— start of Material provided —

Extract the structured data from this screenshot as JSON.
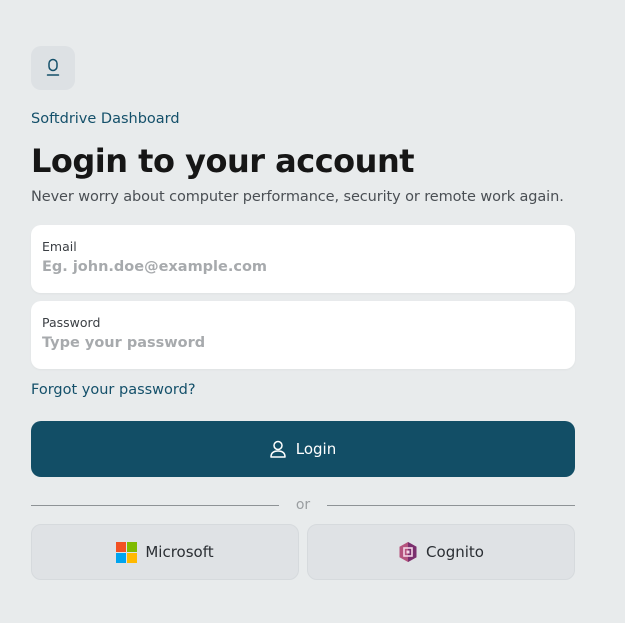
{
  "app": {
    "name": "Softdrive Dashboard"
  },
  "header": {
    "title": "Login to your account",
    "tagline": "Never worry about computer performance, security or remote work again."
  },
  "form": {
    "email": {
      "label": "Email",
      "placeholder": "Eg. john.doe@example.com",
      "value": ""
    },
    "password": {
      "label": "Password",
      "placeholder": "Type your password",
      "value": ""
    },
    "forgot_label": "Forgot your password?",
    "login_label": "Login"
  },
  "divider": {
    "label": "or"
  },
  "sso": [
    {
      "label": "Microsoft",
      "icon": "microsoft-logo-icon"
    },
    {
      "label": "Cognito",
      "icon": "cognito-logo-icon"
    }
  ],
  "colors": {
    "background": "#e8ebec",
    "primary": "#124e66",
    "link": "#14506a",
    "ms_red": "#f25022",
    "ms_green": "#7fba00",
    "ms_blue": "#00a4ef",
    "ms_yellow": "#ffb900",
    "cognito": "#8c3a8c"
  }
}
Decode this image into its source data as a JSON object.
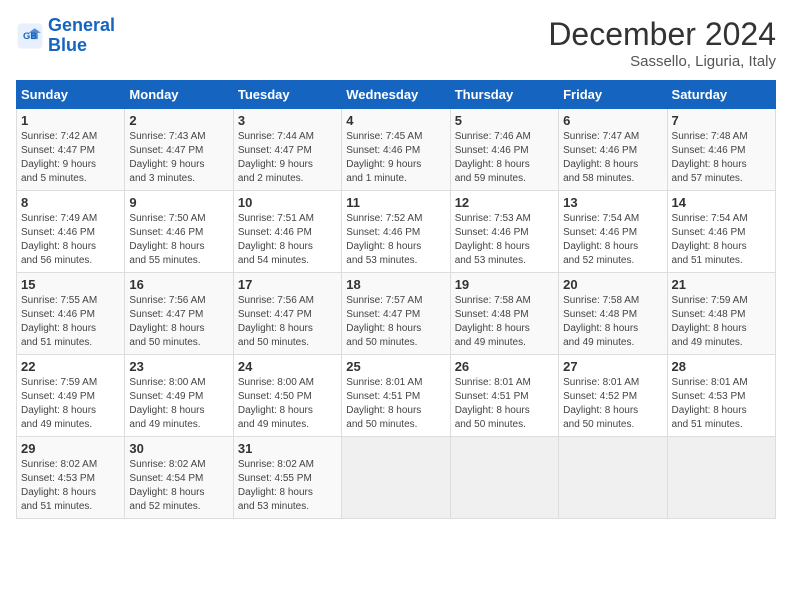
{
  "header": {
    "logo_line1": "General",
    "logo_line2": "Blue",
    "month_title": "December 2024",
    "subtitle": "Sassello, Liguria, Italy"
  },
  "days_of_week": [
    "Sunday",
    "Monday",
    "Tuesday",
    "Wednesday",
    "Thursday",
    "Friday",
    "Saturday"
  ],
  "weeks": [
    [
      {
        "day": "1",
        "info": "Sunrise: 7:42 AM\nSunset: 4:47 PM\nDaylight: 9 hours\nand 5 minutes."
      },
      {
        "day": "2",
        "info": "Sunrise: 7:43 AM\nSunset: 4:47 PM\nDaylight: 9 hours\nand 3 minutes."
      },
      {
        "day": "3",
        "info": "Sunrise: 7:44 AM\nSunset: 4:47 PM\nDaylight: 9 hours\nand 2 minutes."
      },
      {
        "day": "4",
        "info": "Sunrise: 7:45 AM\nSunset: 4:46 PM\nDaylight: 9 hours\nand 1 minute."
      },
      {
        "day": "5",
        "info": "Sunrise: 7:46 AM\nSunset: 4:46 PM\nDaylight: 8 hours\nand 59 minutes."
      },
      {
        "day": "6",
        "info": "Sunrise: 7:47 AM\nSunset: 4:46 PM\nDaylight: 8 hours\nand 58 minutes."
      },
      {
        "day": "7",
        "info": "Sunrise: 7:48 AM\nSunset: 4:46 PM\nDaylight: 8 hours\nand 57 minutes."
      }
    ],
    [
      {
        "day": "8",
        "info": "Sunrise: 7:49 AM\nSunset: 4:46 PM\nDaylight: 8 hours\nand 56 minutes."
      },
      {
        "day": "9",
        "info": "Sunrise: 7:50 AM\nSunset: 4:46 PM\nDaylight: 8 hours\nand 55 minutes."
      },
      {
        "day": "10",
        "info": "Sunrise: 7:51 AM\nSunset: 4:46 PM\nDaylight: 8 hours\nand 54 minutes."
      },
      {
        "day": "11",
        "info": "Sunrise: 7:52 AM\nSunset: 4:46 PM\nDaylight: 8 hours\nand 53 minutes."
      },
      {
        "day": "12",
        "info": "Sunrise: 7:53 AM\nSunset: 4:46 PM\nDaylight: 8 hours\nand 53 minutes."
      },
      {
        "day": "13",
        "info": "Sunrise: 7:54 AM\nSunset: 4:46 PM\nDaylight: 8 hours\nand 52 minutes."
      },
      {
        "day": "14",
        "info": "Sunrise: 7:54 AM\nSunset: 4:46 PM\nDaylight: 8 hours\nand 51 minutes."
      }
    ],
    [
      {
        "day": "15",
        "info": "Sunrise: 7:55 AM\nSunset: 4:46 PM\nDaylight: 8 hours\nand 51 minutes."
      },
      {
        "day": "16",
        "info": "Sunrise: 7:56 AM\nSunset: 4:47 PM\nDaylight: 8 hours\nand 50 minutes."
      },
      {
        "day": "17",
        "info": "Sunrise: 7:56 AM\nSunset: 4:47 PM\nDaylight: 8 hours\nand 50 minutes."
      },
      {
        "day": "18",
        "info": "Sunrise: 7:57 AM\nSunset: 4:47 PM\nDaylight: 8 hours\nand 50 minutes."
      },
      {
        "day": "19",
        "info": "Sunrise: 7:58 AM\nSunset: 4:48 PM\nDaylight: 8 hours\nand 49 minutes."
      },
      {
        "day": "20",
        "info": "Sunrise: 7:58 AM\nSunset: 4:48 PM\nDaylight: 8 hours\nand 49 minutes."
      },
      {
        "day": "21",
        "info": "Sunrise: 7:59 AM\nSunset: 4:48 PM\nDaylight: 8 hours\nand 49 minutes."
      }
    ],
    [
      {
        "day": "22",
        "info": "Sunrise: 7:59 AM\nSunset: 4:49 PM\nDaylight: 8 hours\nand 49 minutes."
      },
      {
        "day": "23",
        "info": "Sunrise: 8:00 AM\nSunset: 4:49 PM\nDaylight: 8 hours\nand 49 minutes."
      },
      {
        "day": "24",
        "info": "Sunrise: 8:00 AM\nSunset: 4:50 PM\nDaylight: 8 hours\nand 49 minutes."
      },
      {
        "day": "25",
        "info": "Sunrise: 8:01 AM\nSunset: 4:51 PM\nDaylight: 8 hours\nand 50 minutes."
      },
      {
        "day": "26",
        "info": "Sunrise: 8:01 AM\nSunset: 4:51 PM\nDaylight: 8 hours\nand 50 minutes."
      },
      {
        "day": "27",
        "info": "Sunrise: 8:01 AM\nSunset: 4:52 PM\nDaylight: 8 hours\nand 50 minutes."
      },
      {
        "day": "28",
        "info": "Sunrise: 8:01 AM\nSunset: 4:53 PM\nDaylight: 8 hours\nand 51 minutes."
      }
    ],
    [
      {
        "day": "29",
        "info": "Sunrise: 8:02 AM\nSunset: 4:53 PM\nDaylight: 8 hours\nand 51 minutes."
      },
      {
        "day": "30",
        "info": "Sunrise: 8:02 AM\nSunset: 4:54 PM\nDaylight: 8 hours\nand 52 minutes."
      },
      {
        "day": "31",
        "info": "Sunrise: 8:02 AM\nSunset: 4:55 PM\nDaylight: 8 hours\nand 53 minutes."
      },
      null,
      null,
      null,
      null
    ]
  ]
}
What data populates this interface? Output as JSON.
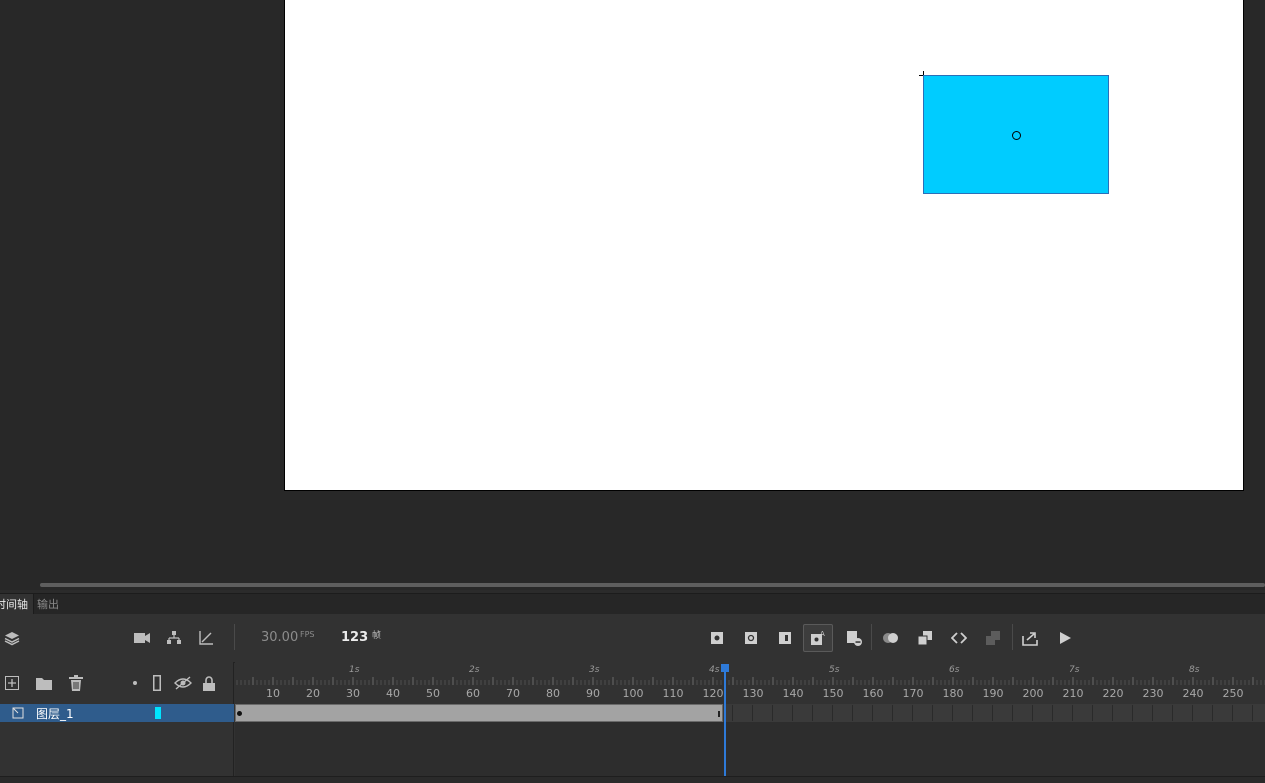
{
  "panel_tabs": {
    "timeline": "时间轴",
    "output": "输出"
  },
  "timeline": {
    "fps_value": "30.00",
    "fps_unit": "FPS",
    "current_frame": "123",
    "frame_unit": "帧",
    "seconds_labels": [
      "1s",
      "2s",
      "3s",
      "4s",
      "5s",
      "6s",
      "7s",
      "8s"
    ],
    "frame_numbers": [
      "10",
      "20",
      "30",
      "40",
      "50",
      "60",
      "70",
      "80",
      "90",
      "100",
      "110",
      "120",
      "130",
      "140",
      "150",
      "160",
      "170",
      "180",
      "190",
      "200",
      "210",
      "220",
      "230",
      "240",
      "250"
    ],
    "layers": [
      {
        "name": "图层_1",
        "outline_color": "#00e5ff",
        "selected": true
      }
    ],
    "span_start_frame": 1,
    "span_end_frame": 122,
    "playhead_frame": 123
  },
  "stage": {
    "background": "#ffffff",
    "shape_fill": "#00ccff"
  },
  "icons": {
    "toolbar_left": [
      "layers-icon",
      "camera-icon",
      "layer-parenting-icon",
      "graph-icon"
    ],
    "toolbar_center": [
      "keyframe-icon",
      "blank-keyframe-icon",
      "frame-icon",
      "auto-keyframe-icon",
      "insert-frame-icon",
      "onion-skin-icon",
      "edit-multiple-frames-icon",
      "swap-icon",
      "loop-icon",
      "export-icon",
      "play-icon"
    ],
    "layer_header": [
      "new-layer-icon",
      "new-folder-icon",
      "delete-icon",
      "dot-icon",
      "outline-icon",
      "hide-icon",
      "lock-icon"
    ]
  }
}
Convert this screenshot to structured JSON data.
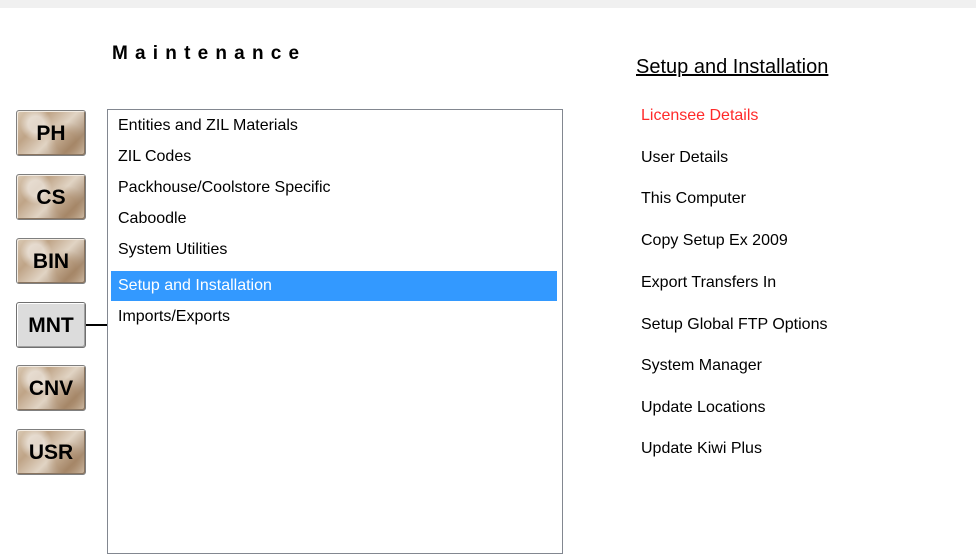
{
  "section": {
    "title": "Maintenance"
  },
  "modules": [
    {
      "label": "PH"
    },
    {
      "label": "CS"
    },
    {
      "label": "BIN"
    },
    {
      "label": "MNT"
    },
    {
      "label": "CNV"
    },
    {
      "label": "USR"
    }
  ],
  "categories": {
    "items": [
      {
        "label": "Entities and ZIL Materials"
      },
      {
        "label": "ZIL Codes"
      },
      {
        "label": "Packhouse/Coolstore Specific"
      },
      {
        "label": "Caboodle"
      },
      {
        "label": "System Utilities"
      },
      {
        "label": "Setup and Installation"
      },
      {
        "label": "Imports/Exports"
      }
    ],
    "selected": "Setup and Installation"
  },
  "menu": {
    "title": "Setup and Installation",
    "items": [
      {
        "label": "Licensee Details"
      },
      {
        "label": "User Details"
      },
      {
        "label": "This Computer"
      },
      {
        "label": "Copy Setup Ex 2009"
      },
      {
        "label": "Export Transfers In"
      },
      {
        "label": "Setup Global FTP Options"
      },
      {
        "label": "System Manager"
      },
      {
        "label": "Update Locations"
      },
      {
        "label": "Update Kiwi Plus"
      }
    ]
  },
  "colors": {
    "selection": "#3399ff",
    "highlight_link": "#ff2a2a",
    "active_module": "#dcdcdc"
  }
}
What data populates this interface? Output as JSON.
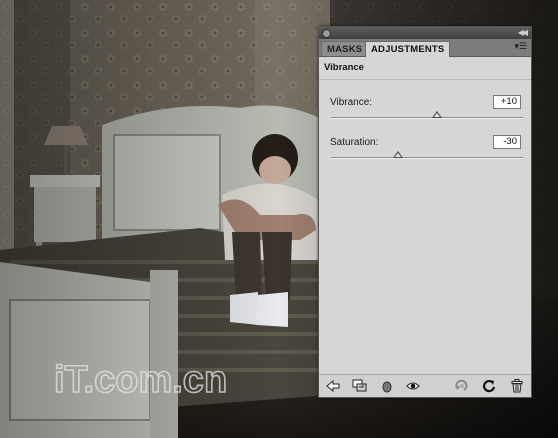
{
  "panel": {
    "tabs": [
      {
        "label": "MASKS",
        "active": false
      },
      {
        "label": "ADJUSTMENTS",
        "active": true
      }
    ],
    "title": "Vibrance",
    "controls": [
      {
        "label": "Vibrance:",
        "value": "+10",
        "min": -100,
        "max": 100,
        "current": 10
      },
      {
        "label": "Saturation:",
        "value": "-30",
        "min": -100,
        "max": 100,
        "current": -30
      }
    ],
    "footer_icons": [
      "back-arrow-icon",
      "clip-to-layer-icon",
      "layer-visibility-icon",
      "eye-icon",
      "view-previous-state-icon",
      "reset-icon",
      "trash-icon"
    ]
  },
  "watermark": {
    "text": "iT.com.cn"
  },
  "colors": {
    "panel_bg": "#d6d6d6",
    "tabbar_bg": "#7c7c7c",
    "titlebar_bg": "#4a4a4a"
  }
}
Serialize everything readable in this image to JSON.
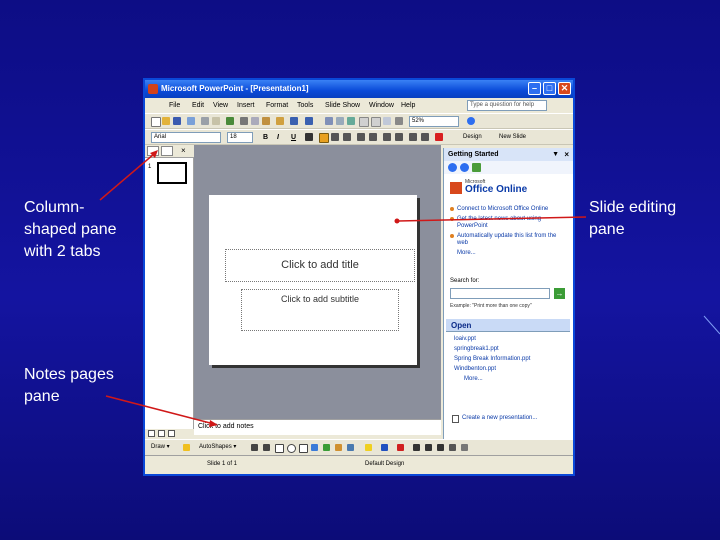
{
  "callouts": {
    "column_pane": "Column-\nshaped pane\nwith 2 tabs",
    "notes_pane": "Notes pages\npane",
    "slide_pane": "Slide editing\npane"
  },
  "window": {
    "title": "Microsoft PowerPoint - [Presentation1]",
    "controls": {
      "minimize": "–",
      "maximize": "□",
      "close": "✕"
    }
  },
  "menu": {
    "items": [
      "File",
      "Edit",
      "View",
      "Insert",
      "Format",
      "Tools",
      "Slide Show",
      "Window",
      "Help"
    ],
    "help_placeholder": "Type a question for help"
  },
  "toolbar": {
    "zoom": "52%",
    "font": "Arial",
    "font_size": "18",
    "bold": "B",
    "italic": "I",
    "underline": "U",
    "design": "Design",
    "new_slide": "New Slide"
  },
  "outline_pane": {
    "slide_number": "1",
    "close": "×"
  },
  "slide": {
    "title_placeholder": "Click to add title",
    "subtitle_placeholder": "Click to add subtitle"
  },
  "notes": {
    "placeholder": "Click to add notes"
  },
  "task_pane": {
    "title": "Getting Started",
    "dropdown": "▼",
    "close": "×",
    "office_online_ms": "Microsoft",
    "office_online": "Office Online",
    "links": [
      "Connect to Microsoft Office Online",
      "Get the latest news about using PowerPoint",
      "Automatically update this list from the web"
    ],
    "more": "More...",
    "search_label": "Search for:",
    "search_go": "→",
    "search_example": "Example: \"Print more than one copy\"",
    "open_header": "Open",
    "open_files": [
      "loaiv.ppt",
      "springbreak1.ppt",
      "Spring Break Information.ppt",
      "Windbenton.ppt"
    ],
    "open_more": "More...",
    "create_new": "Create a new presentation..."
  },
  "draw_toolbar": {
    "draw": "Draw ▾",
    "autoshapes": "AutoShapes ▾"
  },
  "status": {
    "slide": "Slide 1 of 1",
    "design": "Default Design"
  },
  "colors": {
    "background": "#10107a",
    "title_bar": "#0a4ad8",
    "arrow": "#d01818"
  }
}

— end of Material provided —

#### [Stated problem]
Go through the preceding material and copy each line that has the word "PowerPoint".

#### [In response]
    "title": "Microsoft PowerPoint - [Presentation1]",
      "Get the latest news about using PowerPoint",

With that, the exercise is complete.